▼

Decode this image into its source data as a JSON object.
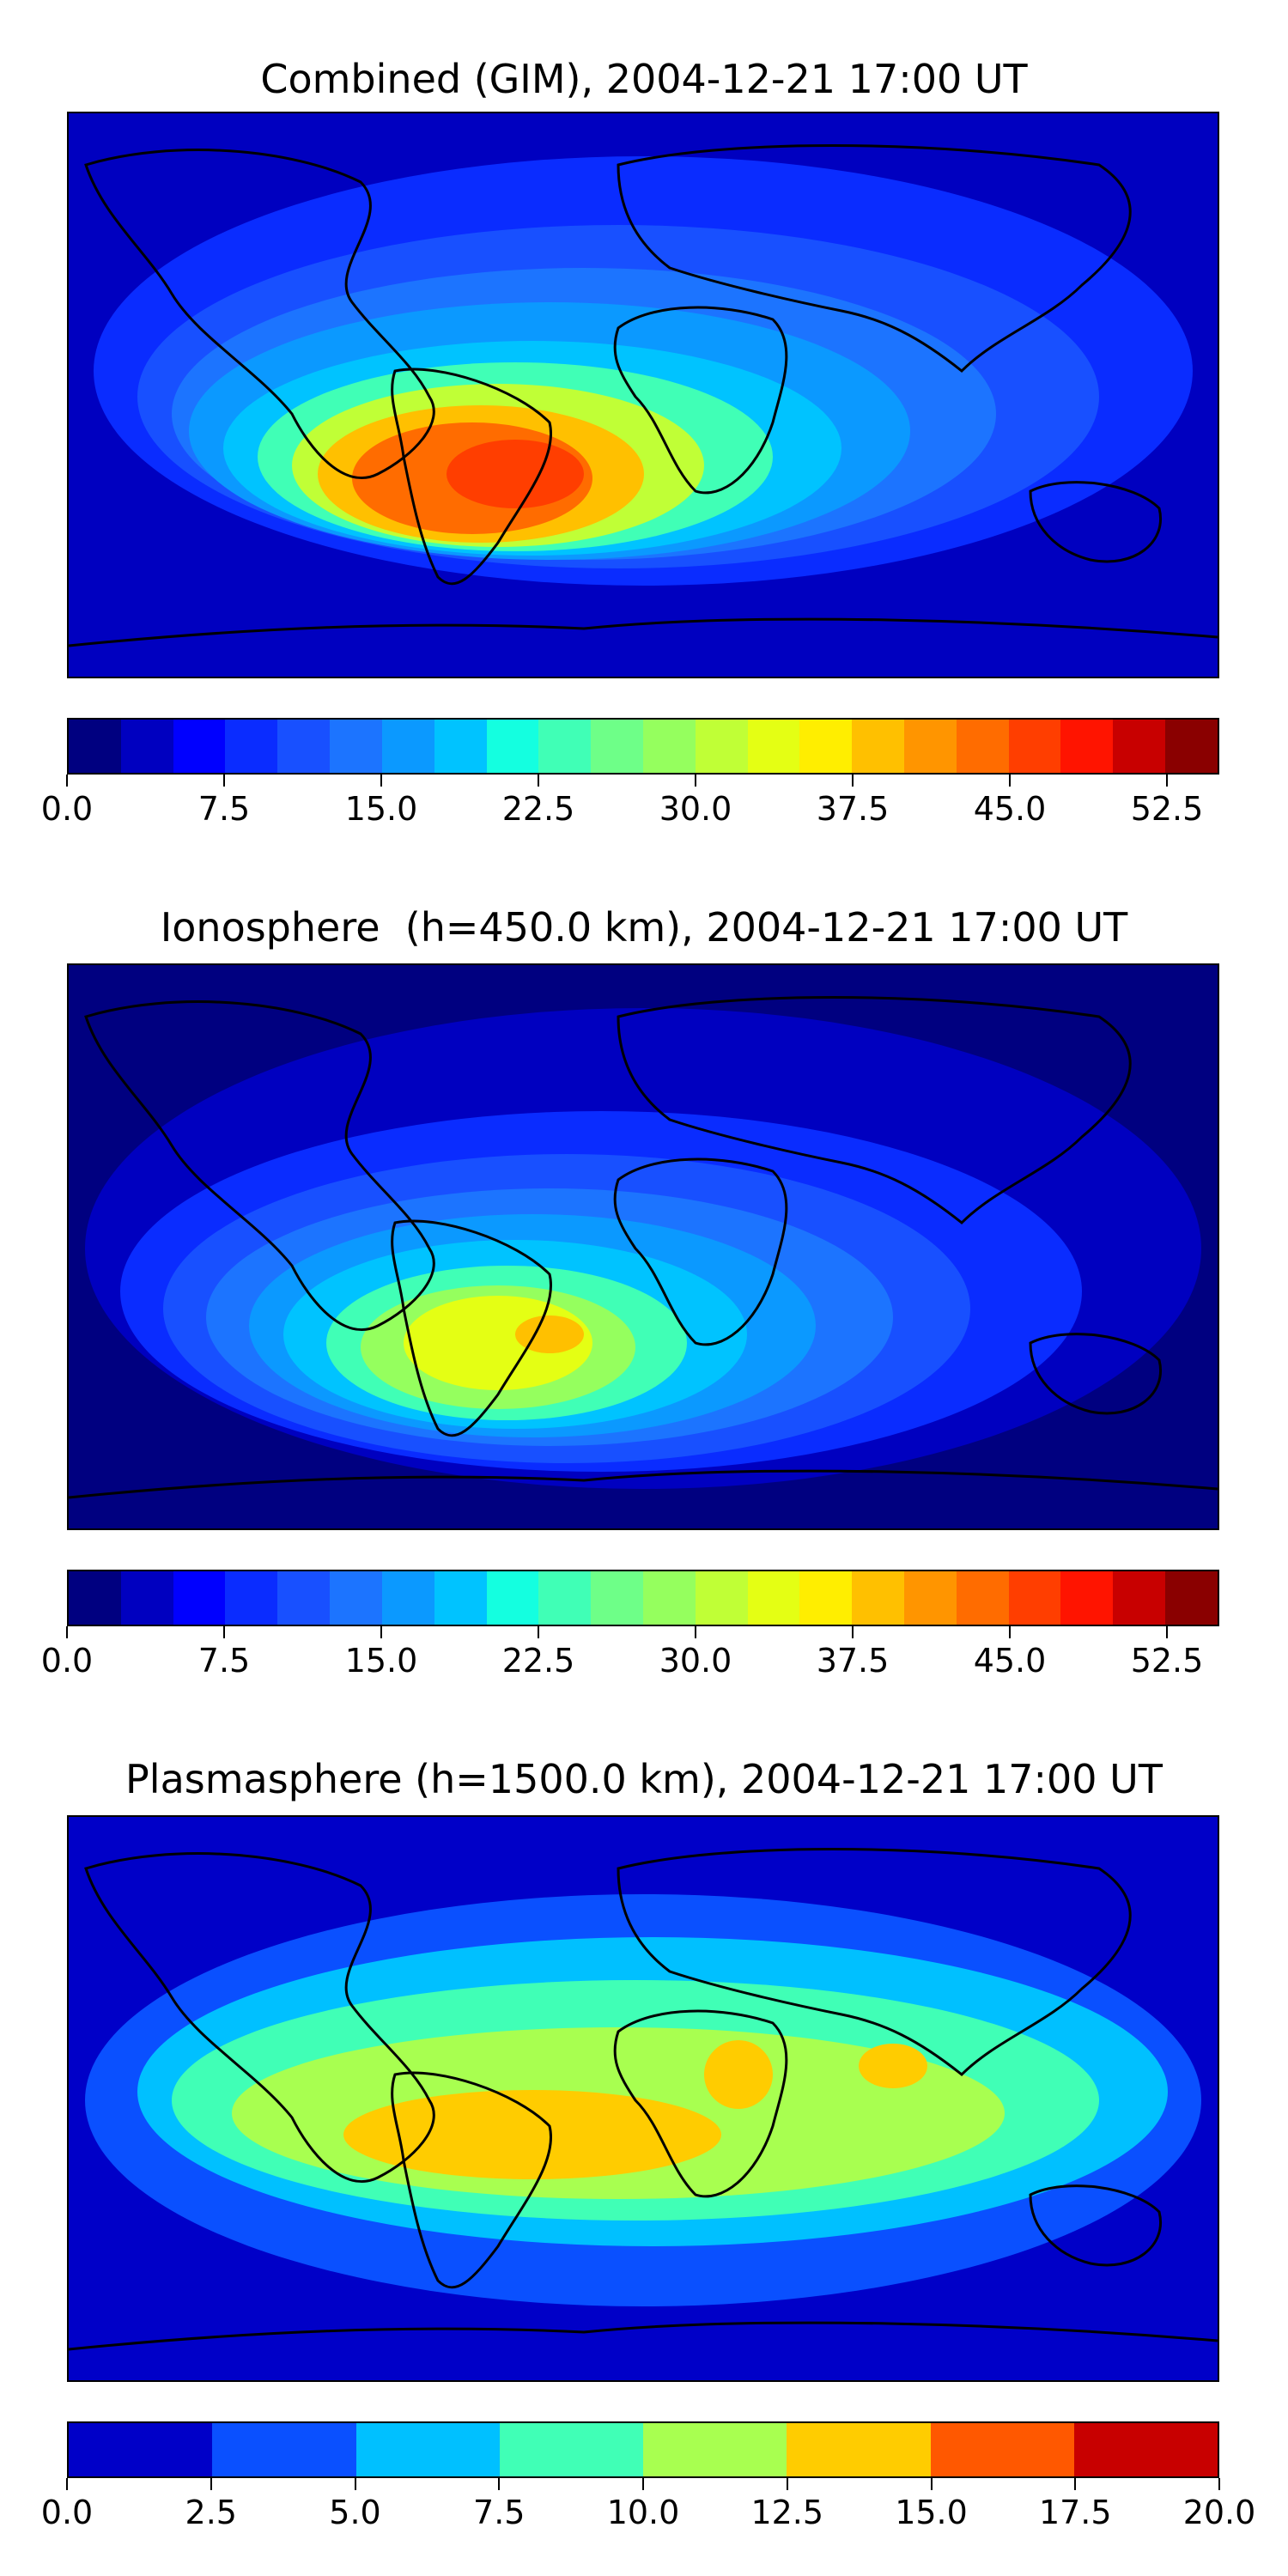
{
  "panels": [
    {
      "title": "Combined (GIM), 2004-12-21 17:00 UT",
      "colorbar": {
        "colors": [
          "#000080",
          "#0000c0",
          "#0000ff",
          "#0a2cff",
          "#1850ff",
          "#1c74ff",
          "#0b99ff",
          "#00c3ff",
          "#14ffe0",
          "#40ffb6",
          "#6eff88",
          "#95ff5e",
          "#c0ff36",
          "#e4ff14",
          "#ffee00",
          "#ffc000",
          "#ff9500",
          "#ff6c00",
          "#ff3e00",
          "#ff1400",
          "#c80000",
          "#8a0000"
        ],
        "tick_labels": [
          "0.0",
          "7.5",
          "15.0",
          "22.5",
          "30.0",
          "37.5",
          "45.0",
          "52.5"
        ],
        "tick_values": [
          0,
          7.5,
          15,
          22.5,
          30,
          37.5,
          45,
          52.5
        ],
        "vmin": 0,
        "vmax": 55
      }
    },
    {
      "title": "Ionosphere  (h=450.0 km), 2004-12-21 17:00 UT",
      "colorbar": {
        "colors": [
          "#000080",
          "#0000c0",
          "#0000ff",
          "#0a2cff",
          "#1850ff",
          "#1c74ff",
          "#0b99ff",
          "#00c3ff",
          "#14ffe0",
          "#40ffb6",
          "#6eff88",
          "#95ff5e",
          "#c0ff36",
          "#e4ff14",
          "#ffee00",
          "#ffc000",
          "#ff9500",
          "#ff6c00",
          "#ff3e00",
          "#ff1400",
          "#c80000",
          "#8a0000"
        ],
        "tick_labels": [
          "0.0",
          "7.5",
          "15.0",
          "22.5",
          "30.0",
          "37.5",
          "45.0",
          "52.5"
        ],
        "tick_values": [
          0,
          7.5,
          15,
          22.5,
          30,
          37.5,
          45,
          52.5
        ],
        "vmin": 0,
        "vmax": 55
      }
    },
    {
      "title": "Plasmasphere (h=1500.0 km), 2004-12-21 17:00 UT",
      "colorbar": {
        "colors": [
          "#0000c8",
          "#0a50ff",
          "#00c0ff",
          "#40ffb6",
          "#a8ff50",
          "#ffcc00",
          "#ff5800",
          "#c80000"
        ],
        "tick_labels": [
          "0.0",
          "2.5",
          "5.0",
          "7.5",
          "10.0",
          "12.5",
          "15.0",
          "17.5",
          "20.0"
        ],
        "tick_values": [
          0,
          2.5,
          5,
          7.5,
          10,
          12.5,
          15,
          17.5,
          20
        ],
        "vmin": 0,
        "vmax": 20
      }
    }
  ],
  "map_palettes": [
    [
      "#0000c0",
      "#0a2cff",
      "#1850ff",
      "#1c74ff",
      "#0b99ff",
      "#00c3ff",
      "#40ffb6",
      "#c0ff36",
      "#ffc000",
      "#ff6c00",
      "#ff3e00"
    ],
    [
      "#000080",
      "#0000c0",
      "#0a2cff",
      "#1850ff",
      "#1c74ff",
      "#0b99ff",
      "#00c3ff",
      "#40ffb6",
      "#95ff5e",
      "#e4ff14",
      "#ffc000"
    ],
    [
      "#0000c8",
      "#0a50ff",
      "#00c0ff",
      "#40ffb6",
      "#a8ff50",
      "#ffcc00"
    ]
  ]
}
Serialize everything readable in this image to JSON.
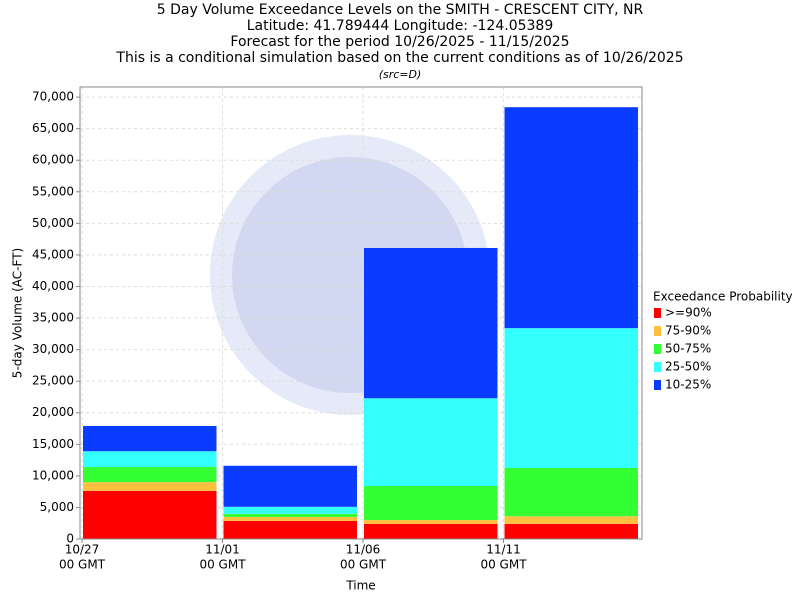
{
  "chart_data": {
    "type": "stacked_bar",
    "title": "5 Day Volume Exceedance Levels on the SMITH - CRESCENT CITY, NR",
    "subtitle_lines": [
      "Latitude: 41.789444 Longitude: -124.05389",
      "Forecast for the period 10/26/2025 - 11/15/2025",
      "This is a conditional simulation based on the current conditions as of 10/26/2025"
    ],
    "source": "(src=D)",
    "x_label": "Time",
    "y_label": "5-day Volume (AC-FT)",
    "categories": [
      "10/27",
      "11/01",
      "11/06",
      "11/11"
    ],
    "x_tick_sublabels": [
      "00 GMT",
      "00 GMT",
      "00 GMT",
      "00 GMT"
    ],
    "legend_title": "Exceedance Probability",
    "series": [
      {
        "name": ">=90%",
        "color": "#ff0000",
        "values": [
          7600,
          2850,
          2400,
          2400
        ]
      },
      {
        "name": "75-90%",
        "color": "#ffc040",
        "values": [
          1400,
          650,
          600,
          1200
        ]
      },
      {
        "name": "50-75%",
        "color": "#33ff33",
        "values": [
          2400,
          500,
          5400,
          7650
        ]
      },
      {
        "name": "25-50%",
        "color": "#33ffff",
        "values": [
          2500,
          1100,
          13900,
          22150
        ]
      },
      {
        "name": "10-25%",
        "color": "#0a3cff",
        "values": [
          4000,
          6500,
          23800,
          35000
        ]
      }
    ],
    "ylim": [
      0,
      71600
    ],
    "yticks": [
      0,
      {
        "value": 5000,
        "label": "5,000"
      },
      {
        "value": 10000,
        "label": "10,000"
      },
      {
        "value": 15000,
        "label": "15,000"
      },
      {
        "value": 20000,
        "label": "20,000"
      },
      {
        "value": 25000,
        "label": "25,000"
      },
      {
        "value": 30000,
        "label": "30,000"
      },
      {
        "value": 35000,
        "label": "35,000"
      },
      {
        "value": 40000,
        "label": "40,000"
      },
      {
        "value": 45000,
        "label": "45,000"
      },
      {
        "value": 50000,
        "label": "50,000"
      },
      {
        "value": 55000,
        "label": "55,000"
      },
      {
        "value": 60000,
        "label": "60,000"
      },
      {
        "value": 65000,
        "label": "65,000"
      },
      {
        "value": 70000,
        "label": "70,000"
      }
    ],
    "grid": true
  }
}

▲

Apart from the pictures, the entries above are to be repeated in full and exactly.

Decode this image into its source data as a JSON object.
{
  "panels": [
    {
      "title": "Combined (GIM), 2004-12-21 17:00 UT",
      "colorbar": {
        "colors": [
          "#000080",
          "#0000c0",
          "#0000ff",
          "#0a2cff",
          "#1850ff",
          "#1c74ff",
          "#0b99ff",
          "#00c3ff",
          "#14ffe0",
          "#40ffb6",
          "#6eff88",
          "#95ff5e",
          "#c0ff36",
          "#e4ff14",
          "#ffee00",
          "#ffc000",
          "#ff9500",
          "#ff6c00",
          "#ff3e00",
          "#ff1400",
          "#c80000",
          "#8a0000"
        ],
        "tick_labels": [
          "0.0",
          "7.5",
          "15.0",
          "22.5",
          "30.0",
          "37.5",
          "45.0",
          "52.5"
        ],
        "tick_values": [
          0,
          7.5,
          15,
          22.5,
          30,
          37.5,
          45,
          52.5
        ],
        "vmin": 0,
        "vmax": 55
      }
    },
    {
      "title": "Ionosphere  (h=450.0 km), 2004-12-21 17:00 UT",
      "colorbar": {
        "colors": [
          "#000080",
          "#0000c0",
          "#0000ff",
          "#0a2cff",
          "#1850ff",
          "#1c74ff",
          "#0b99ff",
          "#00c3ff",
          "#14ffe0",
          "#40ffb6",
          "#6eff88",
          "#95ff5e",
          "#c0ff36",
          "#e4ff14",
          "#ffee00",
          "#ffc000",
          "#ff9500",
          "#ff6c00",
          "#ff3e00",
          "#ff1400",
          "#c80000",
          "#8a0000"
        ],
        "tick_labels": [
          "0.0",
          "7.5",
          "15.0",
          "22.5",
          "30.0",
          "37.5",
          "45.0",
          "52.5"
        ],
        "tick_values": [
          0,
          7.5,
          15,
          22.5,
          30,
          37.5,
          45,
          52.5
        ],
        "vmin": 0,
        "vmax": 55
      }
    },
    {
      "title": "Plasmasphere (h=1500.0 km), 2004-12-21 17:00 UT",
      "colorbar": {
        "colors": [
          "#0000c8",
          "#0a50ff",
          "#00c0ff",
          "#40ffb6",
          "#a8ff50",
          "#ffcc00",
          "#ff5800",
          "#c80000"
        ],
        "tick_labels": [
          "0.0",
          "2.5",
          "5.0",
          "7.5",
          "10.0",
          "12.5",
          "15.0",
          "17.5",
          "20.0"
        ],
        "tick_values": [
          0,
          2.5,
          5,
          7.5,
          10,
          12.5,
          15,
          17.5,
          20
        ],
        "vmin": 0,
        "vmax": 20
      }
    }
  ],
  "map_palettes": [
    [
      "#0000c0",
      "#0a2cff",
      "#1850ff",
      "#1c74ff",
      "#0b99ff",
      "#00c3ff",
      "#40ffb6",
      "#c0ff36",
      "#ffc000",
      "#ff6c00",
      "#ff3e00"
    ],
    [
      "#000080",
      "#0000c0",
      "#0a2cff",
      "#1850ff",
      "#1c74ff",
      "#0b99ff",
      "#00c3ff",
      "#40ffb6",
      "#95ff5e",
      "#e4ff14",
      "#ffc000"
    ],
    [
      "#0000c8",
      "#0a50ff",
      "#00c0ff",
      "#40ffb6",
      "#a8ff50",
      "#ffcc00"
    ]
  ]
}
Serialize everything readable in this image to JSON.
{
  "chart_data": {
    "type": "stacked_bar",
    "title": "5 Day Volume Exceedance Levels on the SMITH - CRESCENT CITY, NR",
    "subtitle_lines": [
      "Latitude: 41.789444 Longitude: -124.05389",
      "Forecast for the period 10/26/2025 - 11/15/2025",
      "This is a conditional simulation based on the current conditions as of 10/26/2025"
    ],
    "source": "(src=D)",
    "x_label": "Time",
    "y_label": "5-day Volume (AC-FT)",
    "categories": [
      "10/27",
      "11/01",
      "11/06",
      "11/11"
    ],
    "x_tick_sublabels": [
      "00 GMT",
      "00 GMT",
      "00 GMT",
      "00 GMT"
    ],
    "legend_title": "Exceedance Probability",
    "series": [
      {
        "name": ">=90%",
        "color": "#ff0000",
        "values": [
          7600,
          2850,
          2400,
          2400
        ]
      },
      {
        "name": "75-90%",
        "color": "#ffc040",
        "values": [
          1400,
          650,
          600,
          1200
        ]
      },
      {
        "name": "50-75%",
        "color": "#33ff33",
        "values": [
          2400,
          500,
          5400,
          7650
        ]
      },
      {
        "name": "25-50%",
        "color": "#33ffff",
        "values": [
          2500,
          1100,
          13900,
          22150
        ]
      },
      {
        "name": "10-25%",
        "color": "#0a3cff",
        "values": [
          4000,
          6500,
          23800,
          35000
        ]
      }
    ],
    "ylim": [
      0,
      71600
    ],
    "yticks": [
      0,
      {
        "value": 5000,
        "label": "5,000"
      },
      {
        "value": 10000,
        "label": "10,000"
      },
      {
        "value": 15000,
        "label": "15,000"
      },
      {
        "value": 20000,
        "label": "20,000"
      },
      {
        "value": 25000,
        "label": "25,000"
      },
      {
        "value": 30000,
        "label": "30,000"
      },
      {
        "value": 35000,
        "label": "35,000"
      },
      {
        "value": 40000,
        "label": "40,000"
      },
      {
        "value": 45000,
        "label": "45,000"
      },
      {
        "value": 50000,
        "label": "50,000"
      },
      {
        "value": 55000,
        "label": "55,000"
      },
      {
        "value": 60000,
        "label": "60,000"
      },
      {
        "value": 65000,
        "label": "65,000"
      },
      {
        "value": 70000,
        "label": "70,000"
      }
    ],
    "grid": true
  }
}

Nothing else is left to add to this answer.